#### Material for the task
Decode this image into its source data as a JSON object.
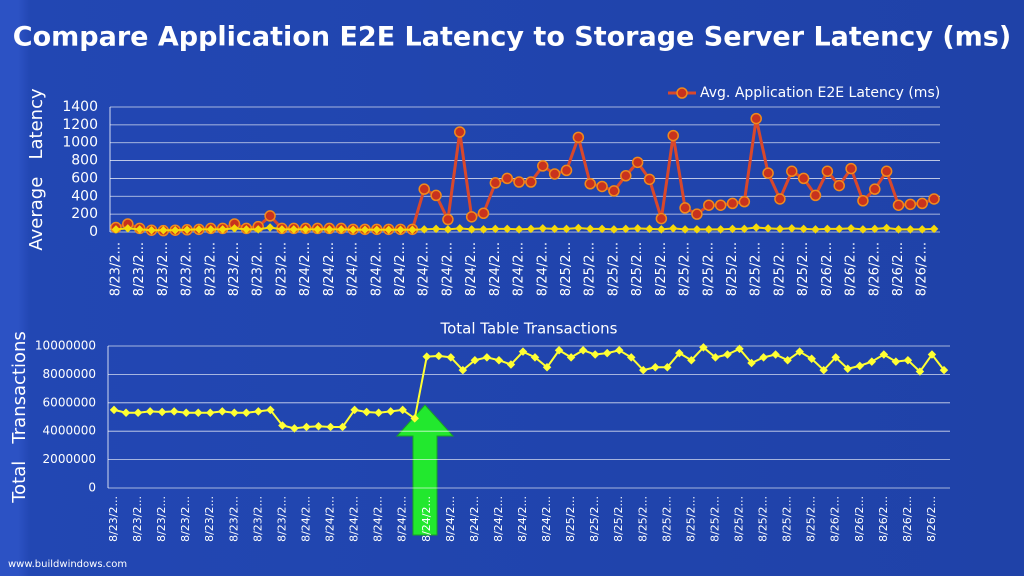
{
  "slide": {
    "title": "Compare Application E2E Latency to Storage Server Latency (ms)",
    "footer": "www.buildwindows.com"
  },
  "chart_data": [
    {
      "type": "line",
      "ylabel": "Average   Latency",
      "legend": "top-right",
      "grid": true,
      "categories": [
        "8/23/2...",
        null,
        "8/23/2...",
        null,
        "8/23/2...",
        null,
        "8/23/2...",
        null,
        "8/23/2...",
        null,
        "8/23/2...",
        null,
        "8/23/2...",
        null,
        "8/23/2...",
        null,
        "8/24/2...",
        null,
        "8/24/2...",
        null,
        "8/24/2...",
        null,
        "8/24/2...",
        null,
        "8/24/2...",
        null,
        "8/24/2...",
        null,
        "8/24/2...",
        null,
        "8/24/2...",
        null,
        "8/24/2...",
        null,
        "8/24/2...",
        null,
        "8/24/2...",
        null,
        "8/25/2...",
        null,
        "8/25/2...",
        null,
        "8/25/2...",
        null,
        "8/25/2...",
        null,
        "8/25/2...",
        null,
        "8/25/2...",
        null,
        "8/25/2...",
        null,
        "8/25/2...",
        null,
        "8/25/2...",
        null,
        "8/25/2...",
        null,
        "8/25/2...",
        null,
        "8/26/2...",
        null,
        "8/26/2...",
        null,
        "8/26/2...",
        null,
        "8/26/2...",
        null,
        "8/26/2...",
        null
      ],
      "ylim": [
        0,
        1400
      ],
      "yticks": [
        0,
        200,
        400,
        600,
        800,
        1000,
        1200,
        1400
      ],
      "series": [
        {
          "name": "Avg. Application E2E Latency (ms)",
          "color": "#d9482b",
          "values": [
            50,
            90,
            40,
            20,
            15,
            20,
            25,
            30,
            40,
            40,
            90,
            40,
            60,
            180,
            40,
            40,
            40,
            40,
            40,
            40,
            30,
            30,
            30,
            30,
            30,
            30,
            480,
            410,
            140,
            1120,
            170,
            210,
            550,
            600,
            560,
            560,
            740,
            650,
            690,
            1060,
            540,
            510,
            460,
            630,
            780,
            590,
            150,
            1080,
            270,
            200,
            300,
            300,
            320,
            340,
            1270,
            660,
            370,
            680,
            600,
            410,
            680,
            520,
            710,
            350,
            480,
            680,
            300,
            310,
            320,
            370
          ]
        },
        {
          "color": "#f5d90a",
          "values": [
            30,
            40,
            30,
            20,
            20,
            20,
            25,
            30,
            30,
            30,
            40,
            30,
            30,
            50,
            30,
            30,
            30,
            30,
            30,
            30,
            25,
            25,
            25,
            25,
            25,
            25,
            30,
            35,
            30,
            40,
            30,
            30,
            35,
            35,
            30,
            35,
            40,
            35,
            35,
            45,
            35,
            35,
            30,
            35,
            40,
            35,
            30,
            40,
            30,
            30,
            30,
            30,
            35,
            35,
            50,
            40,
            35,
            40,
            35,
            30,
            35,
            35,
            40,
            30,
            35,
            45,
            30,
            30,
            30,
            35
          ]
        }
      ]
    },
    {
      "type": "line",
      "title": "Total Table Transactions",
      "ylabel": "Total   Transactions",
      "grid": true,
      "categories": [
        "8/23/2...",
        null,
        "8/23/2...",
        null,
        "8/23/2...",
        null,
        "8/23/2...",
        null,
        "8/23/2...",
        null,
        "8/23/2...",
        null,
        "8/23/2...",
        null,
        "8/23/2...",
        null,
        "8/24/2...",
        null,
        "8/24/2...",
        null,
        "8/24/2...",
        null,
        "8/24/2...",
        null,
        "8/24/2...",
        null,
        "8/24/2...",
        null,
        "8/24/2...",
        null,
        "8/24/2...",
        null,
        "8/24/2...",
        null,
        "8/24/2...",
        null,
        "8/24/2...",
        null,
        "8/25/2...",
        null,
        "8/25/2...",
        null,
        "8/25/2...",
        null,
        "8/25/2...",
        null,
        "8/25/2...",
        null,
        "8/25/2...",
        null,
        "8/25/2...",
        null,
        "8/25/2...",
        null,
        "8/25/2...",
        null,
        "8/25/2...",
        null,
        "8/25/2...",
        null,
        "8/26/2...",
        null,
        "8/26/2...",
        null,
        "8/26/2...",
        null,
        "8/26/2...",
        null,
        "8/26/2...",
        null
      ],
      "ylim": [
        0,
        10000000
      ],
      "yticks": [
        0,
        2000000,
        4000000,
        6000000,
        8000000,
        10000000
      ],
      "series": [
        {
          "color": "#ffff33",
          "values": [
            5500000,
            5300000,
            5300000,
            5400000,
            5350000,
            5400000,
            5300000,
            5300000,
            5300000,
            5400000,
            5300000,
            5300000,
            5400000,
            5500000,
            4400000,
            4200000,
            4300000,
            4350000,
            4300000,
            4300000,
            5500000,
            5350000,
            5300000,
            5400000,
            5500000,
            4900000,
            9250000,
            9300000,
            9200000,
            8300000,
            9000000,
            9200000,
            9000000,
            8700000,
            9600000,
            9200000,
            8500000,
            9700000,
            9200000,
            9700000,
            9400000,
            9500000,
            9700000,
            9200000,
            8300000,
            8500000,
            8500000,
            9500000,
            9000000,
            9900000,
            9200000,
            9400000,
            9800000,
            8800000,
            9200000,
            9400000,
            9000000,
            9600000,
            9100000,
            8300000,
            9200000,
            8400000,
            8600000,
            8900000,
            9400000,
            8900000,
            9000000,
            8200000,
            9400000,
            8300000
          ]
        }
      ]
    }
  ]
}
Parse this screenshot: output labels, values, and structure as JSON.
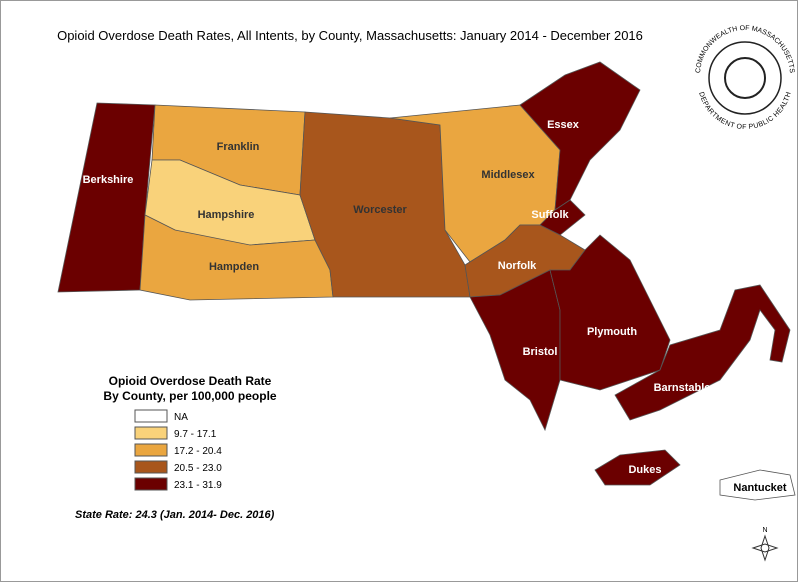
########
Return only the number of lines in the data that contain "Total".

2